_SHORT PROBLEM_
Go through the records and show each line where the word "reasonable" occurs.

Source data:
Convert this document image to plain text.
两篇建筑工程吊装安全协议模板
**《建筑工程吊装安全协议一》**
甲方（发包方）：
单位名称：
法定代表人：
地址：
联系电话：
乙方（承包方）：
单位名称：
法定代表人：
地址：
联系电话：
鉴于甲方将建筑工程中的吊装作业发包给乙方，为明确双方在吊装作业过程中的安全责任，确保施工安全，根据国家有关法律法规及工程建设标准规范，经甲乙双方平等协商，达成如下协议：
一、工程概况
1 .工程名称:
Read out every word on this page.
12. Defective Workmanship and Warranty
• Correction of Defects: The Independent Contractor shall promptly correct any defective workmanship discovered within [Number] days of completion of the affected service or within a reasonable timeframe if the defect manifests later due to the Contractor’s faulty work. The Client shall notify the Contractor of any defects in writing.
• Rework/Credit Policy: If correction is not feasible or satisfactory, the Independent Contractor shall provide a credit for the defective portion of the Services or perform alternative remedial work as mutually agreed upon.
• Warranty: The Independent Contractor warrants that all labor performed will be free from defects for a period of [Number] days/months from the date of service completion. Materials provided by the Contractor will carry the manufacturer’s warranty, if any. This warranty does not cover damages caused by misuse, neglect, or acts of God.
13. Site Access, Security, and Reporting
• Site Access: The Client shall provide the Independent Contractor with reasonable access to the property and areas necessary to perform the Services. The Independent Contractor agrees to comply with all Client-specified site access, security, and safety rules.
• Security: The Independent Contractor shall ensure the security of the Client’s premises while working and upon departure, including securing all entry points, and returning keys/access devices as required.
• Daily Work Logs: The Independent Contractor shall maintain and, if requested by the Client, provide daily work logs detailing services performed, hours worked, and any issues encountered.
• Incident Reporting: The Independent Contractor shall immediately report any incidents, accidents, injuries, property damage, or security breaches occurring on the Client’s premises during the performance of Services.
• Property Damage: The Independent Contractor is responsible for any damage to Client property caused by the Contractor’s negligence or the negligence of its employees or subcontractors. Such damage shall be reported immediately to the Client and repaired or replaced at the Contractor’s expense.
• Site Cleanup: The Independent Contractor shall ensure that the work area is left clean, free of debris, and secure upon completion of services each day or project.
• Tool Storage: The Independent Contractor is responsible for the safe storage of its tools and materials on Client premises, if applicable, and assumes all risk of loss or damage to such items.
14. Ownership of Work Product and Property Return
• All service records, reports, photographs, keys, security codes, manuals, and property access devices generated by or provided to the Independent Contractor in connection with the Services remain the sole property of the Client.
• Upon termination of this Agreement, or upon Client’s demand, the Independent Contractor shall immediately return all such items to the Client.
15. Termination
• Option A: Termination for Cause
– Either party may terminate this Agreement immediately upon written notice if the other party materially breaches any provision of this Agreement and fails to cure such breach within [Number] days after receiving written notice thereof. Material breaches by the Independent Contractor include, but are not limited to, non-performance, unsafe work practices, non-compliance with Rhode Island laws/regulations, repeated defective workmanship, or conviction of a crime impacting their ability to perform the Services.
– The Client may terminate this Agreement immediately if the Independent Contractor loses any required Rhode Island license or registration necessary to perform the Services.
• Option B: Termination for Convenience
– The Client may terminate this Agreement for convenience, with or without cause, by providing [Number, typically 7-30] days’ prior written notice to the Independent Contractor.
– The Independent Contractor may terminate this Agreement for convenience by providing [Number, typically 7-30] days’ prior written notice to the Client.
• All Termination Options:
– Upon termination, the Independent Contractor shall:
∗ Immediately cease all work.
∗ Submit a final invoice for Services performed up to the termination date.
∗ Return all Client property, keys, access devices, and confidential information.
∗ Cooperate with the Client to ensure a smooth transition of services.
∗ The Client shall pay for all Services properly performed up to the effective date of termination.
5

_SOLUTION TO THIS PROBLEM_
• Correction of Defects: The Independent Contractor shall promptly correct any defective workmanship discovered within [Number] days of completion of the affected service or within a reasonable timeframe if the defect manifests later due to the Contractor’s faulty work. The Client shall notify the Contractor of any defects in writing.
• Site Access: The Client shall provide the Independent Contractor with reasonable access to the property and areas necessary to perform the Services. The Independent Contractor agrees to comply with all Client-specified site access, security, and safety rules.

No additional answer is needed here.